WHAT YOU HAVE TO DO :: Find the string "forecasting" in the records. Copy every line it appears in.

***** RECORDS TO PROCESS

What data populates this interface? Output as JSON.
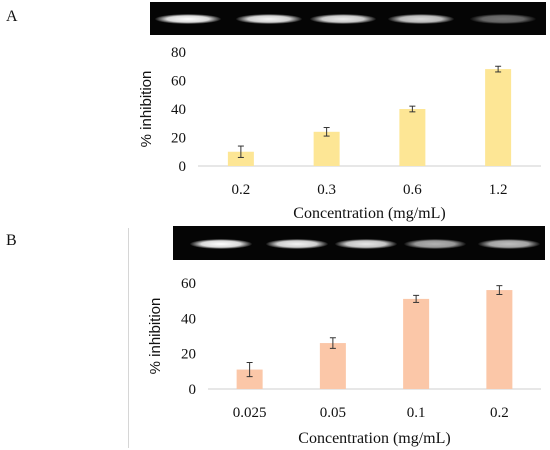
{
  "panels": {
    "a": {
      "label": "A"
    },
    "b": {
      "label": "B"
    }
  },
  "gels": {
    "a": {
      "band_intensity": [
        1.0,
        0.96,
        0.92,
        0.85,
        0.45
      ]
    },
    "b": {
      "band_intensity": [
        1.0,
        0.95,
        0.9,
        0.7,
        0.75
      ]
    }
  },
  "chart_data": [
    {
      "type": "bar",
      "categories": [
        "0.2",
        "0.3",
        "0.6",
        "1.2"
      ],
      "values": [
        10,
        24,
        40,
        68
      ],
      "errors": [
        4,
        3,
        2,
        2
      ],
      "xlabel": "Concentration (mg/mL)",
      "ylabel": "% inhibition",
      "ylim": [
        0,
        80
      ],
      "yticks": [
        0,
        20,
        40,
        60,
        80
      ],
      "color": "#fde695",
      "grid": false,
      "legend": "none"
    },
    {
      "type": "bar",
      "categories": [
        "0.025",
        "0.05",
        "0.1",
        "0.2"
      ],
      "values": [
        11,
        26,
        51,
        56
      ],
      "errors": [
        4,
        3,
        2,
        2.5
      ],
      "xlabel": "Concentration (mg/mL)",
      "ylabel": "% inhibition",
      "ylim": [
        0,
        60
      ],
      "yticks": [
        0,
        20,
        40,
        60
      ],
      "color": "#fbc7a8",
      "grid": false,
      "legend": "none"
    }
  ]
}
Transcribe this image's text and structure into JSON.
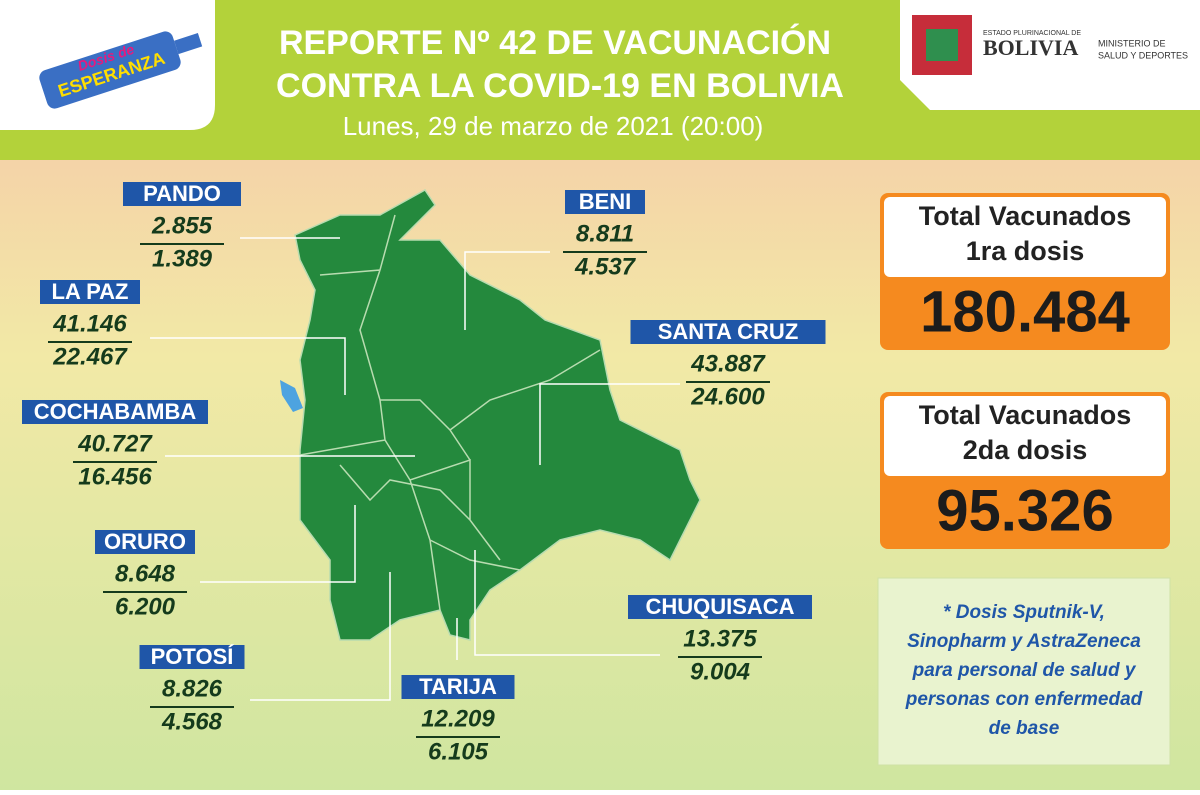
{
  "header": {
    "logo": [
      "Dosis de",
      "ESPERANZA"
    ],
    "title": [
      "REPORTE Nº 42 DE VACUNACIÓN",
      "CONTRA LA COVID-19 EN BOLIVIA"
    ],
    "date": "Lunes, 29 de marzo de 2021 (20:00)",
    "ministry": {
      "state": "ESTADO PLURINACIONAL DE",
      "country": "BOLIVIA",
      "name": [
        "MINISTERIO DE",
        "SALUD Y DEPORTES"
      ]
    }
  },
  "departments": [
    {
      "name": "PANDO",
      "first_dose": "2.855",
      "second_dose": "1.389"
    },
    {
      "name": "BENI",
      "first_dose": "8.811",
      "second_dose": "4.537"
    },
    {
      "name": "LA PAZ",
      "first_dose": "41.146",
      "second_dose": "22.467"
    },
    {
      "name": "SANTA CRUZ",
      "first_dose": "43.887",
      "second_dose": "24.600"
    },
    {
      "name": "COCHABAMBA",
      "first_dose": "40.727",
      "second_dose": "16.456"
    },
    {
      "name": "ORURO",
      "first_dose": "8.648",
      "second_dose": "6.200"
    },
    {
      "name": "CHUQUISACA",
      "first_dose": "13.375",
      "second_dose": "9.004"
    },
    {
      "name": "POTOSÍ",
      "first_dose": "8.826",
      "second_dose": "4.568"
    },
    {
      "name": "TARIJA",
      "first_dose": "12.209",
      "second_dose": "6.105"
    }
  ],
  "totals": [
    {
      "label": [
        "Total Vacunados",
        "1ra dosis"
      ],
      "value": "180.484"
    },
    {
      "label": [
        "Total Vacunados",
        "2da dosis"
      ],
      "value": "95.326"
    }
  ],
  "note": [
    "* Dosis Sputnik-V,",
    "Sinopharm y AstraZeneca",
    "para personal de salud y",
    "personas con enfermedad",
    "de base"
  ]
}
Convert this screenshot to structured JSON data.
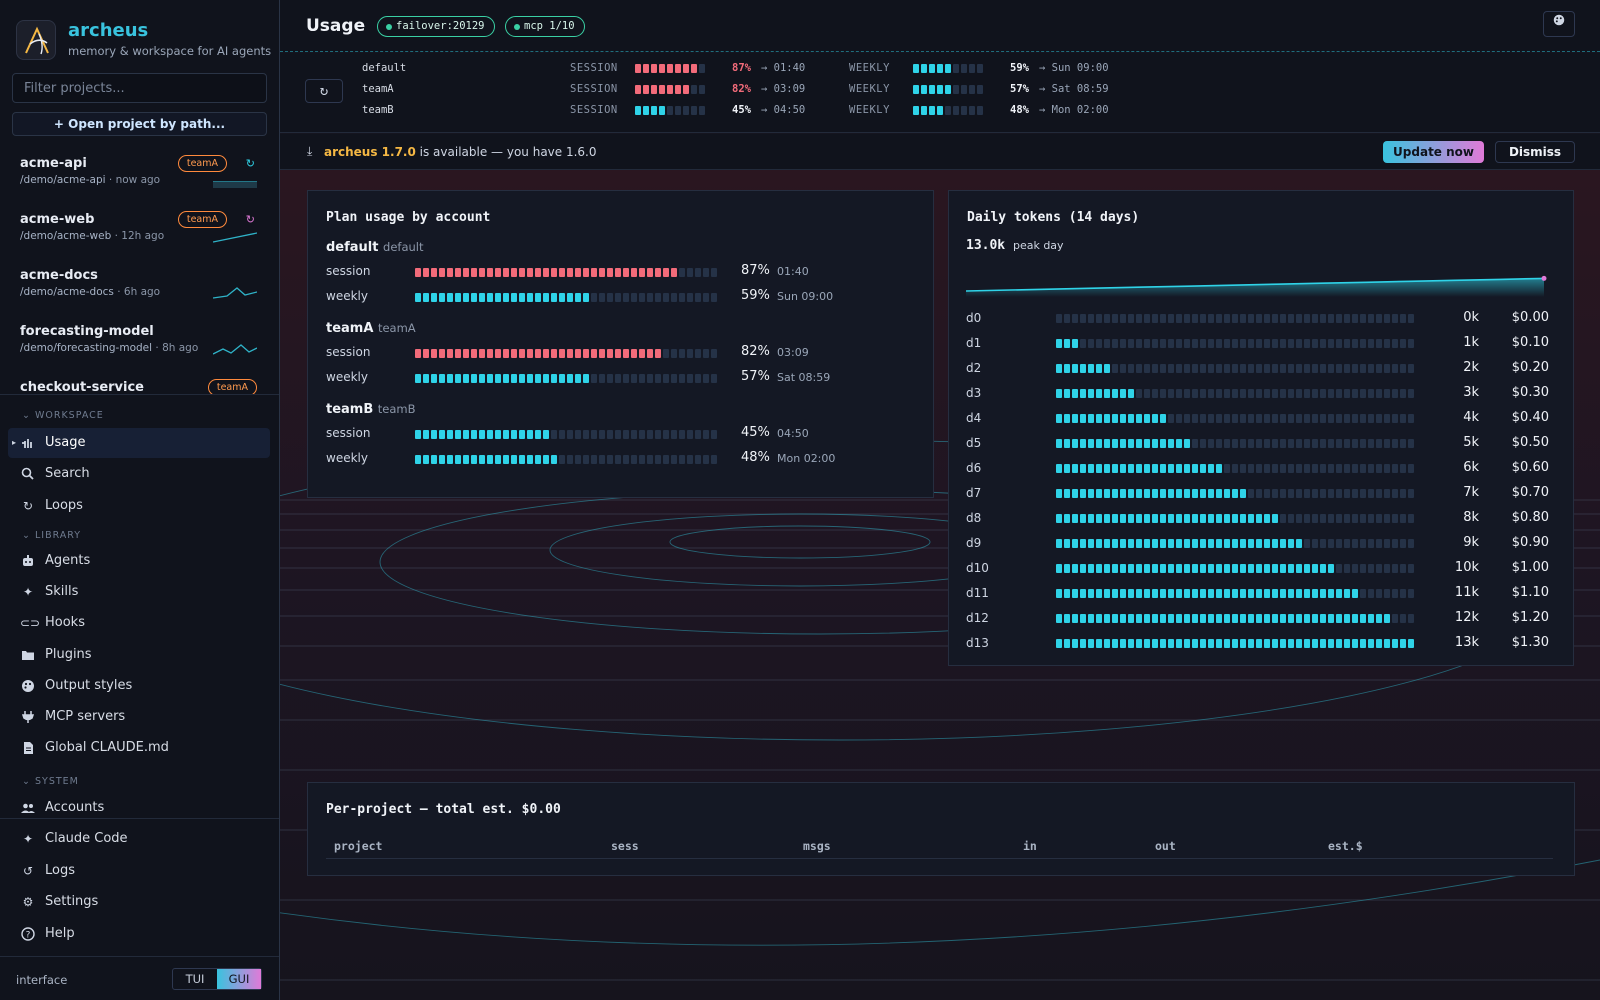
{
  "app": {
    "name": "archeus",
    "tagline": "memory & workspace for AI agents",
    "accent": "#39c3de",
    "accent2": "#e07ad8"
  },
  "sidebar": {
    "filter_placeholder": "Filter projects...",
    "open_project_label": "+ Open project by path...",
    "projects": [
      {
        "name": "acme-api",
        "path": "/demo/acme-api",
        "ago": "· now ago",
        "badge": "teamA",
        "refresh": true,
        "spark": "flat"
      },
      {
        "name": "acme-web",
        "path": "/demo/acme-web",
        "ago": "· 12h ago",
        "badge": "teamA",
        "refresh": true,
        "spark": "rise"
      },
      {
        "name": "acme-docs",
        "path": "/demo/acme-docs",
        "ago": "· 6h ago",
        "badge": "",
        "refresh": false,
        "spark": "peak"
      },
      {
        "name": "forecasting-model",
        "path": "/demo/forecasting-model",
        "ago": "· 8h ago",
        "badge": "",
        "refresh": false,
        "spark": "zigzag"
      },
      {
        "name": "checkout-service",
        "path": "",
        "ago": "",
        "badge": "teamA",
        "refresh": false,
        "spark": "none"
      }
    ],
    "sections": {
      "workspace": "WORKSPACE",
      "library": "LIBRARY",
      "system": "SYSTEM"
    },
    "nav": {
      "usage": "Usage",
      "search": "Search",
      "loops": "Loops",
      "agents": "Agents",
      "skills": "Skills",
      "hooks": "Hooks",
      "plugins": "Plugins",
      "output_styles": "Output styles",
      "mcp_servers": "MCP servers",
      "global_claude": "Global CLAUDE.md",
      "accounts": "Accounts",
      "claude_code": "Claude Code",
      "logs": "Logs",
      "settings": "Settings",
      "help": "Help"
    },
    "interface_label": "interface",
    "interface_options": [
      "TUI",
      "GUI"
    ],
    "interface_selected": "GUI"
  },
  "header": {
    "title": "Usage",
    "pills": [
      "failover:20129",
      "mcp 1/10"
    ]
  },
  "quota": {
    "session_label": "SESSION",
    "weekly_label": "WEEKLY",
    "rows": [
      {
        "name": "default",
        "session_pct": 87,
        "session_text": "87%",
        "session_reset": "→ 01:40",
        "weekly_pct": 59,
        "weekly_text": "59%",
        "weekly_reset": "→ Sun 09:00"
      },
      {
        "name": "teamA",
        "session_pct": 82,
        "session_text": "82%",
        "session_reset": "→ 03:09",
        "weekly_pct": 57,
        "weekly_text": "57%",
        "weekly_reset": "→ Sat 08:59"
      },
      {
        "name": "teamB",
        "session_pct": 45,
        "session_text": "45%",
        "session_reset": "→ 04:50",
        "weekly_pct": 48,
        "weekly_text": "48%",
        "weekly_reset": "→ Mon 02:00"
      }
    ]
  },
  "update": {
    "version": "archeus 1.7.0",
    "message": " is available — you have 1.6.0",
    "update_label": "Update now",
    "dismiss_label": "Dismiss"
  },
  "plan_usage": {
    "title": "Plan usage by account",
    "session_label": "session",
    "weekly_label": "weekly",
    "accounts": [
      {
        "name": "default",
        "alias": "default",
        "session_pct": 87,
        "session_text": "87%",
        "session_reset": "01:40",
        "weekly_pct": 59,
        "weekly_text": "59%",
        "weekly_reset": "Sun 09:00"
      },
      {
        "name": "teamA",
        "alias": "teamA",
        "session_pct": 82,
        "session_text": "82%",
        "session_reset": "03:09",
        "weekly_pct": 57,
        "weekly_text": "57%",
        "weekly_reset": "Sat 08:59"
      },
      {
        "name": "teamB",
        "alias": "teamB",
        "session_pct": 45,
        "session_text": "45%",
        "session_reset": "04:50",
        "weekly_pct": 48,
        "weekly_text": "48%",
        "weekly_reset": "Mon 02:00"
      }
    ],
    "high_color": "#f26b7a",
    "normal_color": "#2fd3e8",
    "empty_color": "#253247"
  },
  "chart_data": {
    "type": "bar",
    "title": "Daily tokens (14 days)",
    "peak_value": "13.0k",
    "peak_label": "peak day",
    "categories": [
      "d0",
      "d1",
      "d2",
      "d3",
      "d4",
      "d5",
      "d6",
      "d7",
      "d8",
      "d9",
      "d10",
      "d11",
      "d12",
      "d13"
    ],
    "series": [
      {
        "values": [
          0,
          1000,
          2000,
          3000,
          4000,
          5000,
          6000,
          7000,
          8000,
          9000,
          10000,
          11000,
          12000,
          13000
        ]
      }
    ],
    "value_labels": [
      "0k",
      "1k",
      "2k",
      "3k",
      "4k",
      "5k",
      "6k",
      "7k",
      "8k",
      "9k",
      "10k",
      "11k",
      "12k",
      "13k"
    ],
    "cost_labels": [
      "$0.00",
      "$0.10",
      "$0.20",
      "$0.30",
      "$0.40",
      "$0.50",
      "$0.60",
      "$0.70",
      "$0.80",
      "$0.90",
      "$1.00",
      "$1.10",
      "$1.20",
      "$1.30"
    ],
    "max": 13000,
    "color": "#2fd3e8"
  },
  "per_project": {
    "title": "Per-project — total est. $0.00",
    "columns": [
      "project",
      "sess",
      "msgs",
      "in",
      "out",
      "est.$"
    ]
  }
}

**********

SOLVED PROBLEM ::
        "name": "forecasting-model",
        "path": "/demo/forecasting-model",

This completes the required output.